* _Exercise objective_
Repeat the listing in full. Nothing may be added or left out.

— Start —

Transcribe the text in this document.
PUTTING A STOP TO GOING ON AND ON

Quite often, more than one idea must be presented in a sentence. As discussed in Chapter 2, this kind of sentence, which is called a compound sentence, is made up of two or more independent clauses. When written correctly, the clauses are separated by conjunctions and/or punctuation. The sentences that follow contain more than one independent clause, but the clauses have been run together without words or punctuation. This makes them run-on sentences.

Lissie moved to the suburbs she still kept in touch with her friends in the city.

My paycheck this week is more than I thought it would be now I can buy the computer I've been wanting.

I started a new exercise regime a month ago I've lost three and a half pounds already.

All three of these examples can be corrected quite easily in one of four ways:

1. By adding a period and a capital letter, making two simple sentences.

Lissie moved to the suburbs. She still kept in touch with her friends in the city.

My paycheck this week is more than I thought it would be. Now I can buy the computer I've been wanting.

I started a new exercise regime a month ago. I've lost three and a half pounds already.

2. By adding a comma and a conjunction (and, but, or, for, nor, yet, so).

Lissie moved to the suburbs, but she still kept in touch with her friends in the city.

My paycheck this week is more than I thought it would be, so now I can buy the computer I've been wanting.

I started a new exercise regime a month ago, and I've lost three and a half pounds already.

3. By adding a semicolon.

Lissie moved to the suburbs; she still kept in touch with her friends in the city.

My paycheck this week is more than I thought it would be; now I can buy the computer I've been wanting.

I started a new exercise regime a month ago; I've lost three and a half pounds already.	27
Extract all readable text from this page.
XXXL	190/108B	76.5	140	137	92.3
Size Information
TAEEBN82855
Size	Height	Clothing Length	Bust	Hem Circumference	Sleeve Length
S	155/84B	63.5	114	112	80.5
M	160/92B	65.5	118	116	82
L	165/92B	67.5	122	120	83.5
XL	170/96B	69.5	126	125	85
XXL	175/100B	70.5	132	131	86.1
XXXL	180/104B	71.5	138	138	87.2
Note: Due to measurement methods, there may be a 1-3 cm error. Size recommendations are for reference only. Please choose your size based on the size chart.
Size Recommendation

— End —

* _Written response_
Transcribe the text in this document.
PUTTING A STOP TO GOING ON AND ON

Quite often, more than one idea must be presented in a sentence. As discussed in Chapter 2, this kind of sentence, which is called a compound sentence, is made up of two or more independent clauses. When written correctly, the clauses are separated by conjunctions and/or punctuation. The sentences that follow contain more than one independent clause, but the clauses have been run together without words or punctuation. This makes them run-on sentences.

Lissie moved to the suburbs she still kept in touch with her friends in the city.

My paycheck this week is more than I thought it would be now I can buy the computer I've been wanting.

I started a new exercise regime a month ago I've lost three and a half pounds already.

All three of these examples can be corrected quite easily in one of four ways:

1. By adding a period and a capital letter, making two simple sentences.

Lissie moved to the suburbs. She still kept in touch with her friends in the city.

My paycheck this week is more than I thought it would be. Now I can buy the computer I've been wanting.

I started a new exercise regime a month ago. I've lost three and a half pounds already.

2. By adding a comma and a conjunction (and, but, or, for, nor, yet, so).

Lissie moved to the suburbs, but she still kept in touch with her friends in the city.

My paycheck this week is more than I thought it would be, so now I can buy the computer I've been wanting.

I started a new exercise regime a month ago, and I've lost three and a half pounds already.

3. By adding a semicolon.

Lissie moved to the suburbs; she still kept in touch with her friends in the city.

My paycheck this week is more than I thought it would be; now I can buy the computer I've been wanting.

I started a new exercise regime a month ago; I've lost three and a half pounds already.	27
Extract all readable text from this page.
XXXL	190/108B	76.5	140	137	92.3
Size Information
TAEEBN82855
Size	Height	Clothing Length	Bust	Hem Circumference	Sleeve Length
S	155/84B	63.5	114	112	80.5
M	160/92B	65.5	118	116	82
L	165/92B	67.5	122	120	83.5
XL	170/96B	69.5	126	125	85
XXL	175/100B	70.5	132	131	86.1
XXXL	180/104B	71.5	138	138	87.2
Note: Due to measurement methods, there may be a 1-3 cm error. Size recommendations are for reference only. Please choose your size based on the size chart.
Size Recommendation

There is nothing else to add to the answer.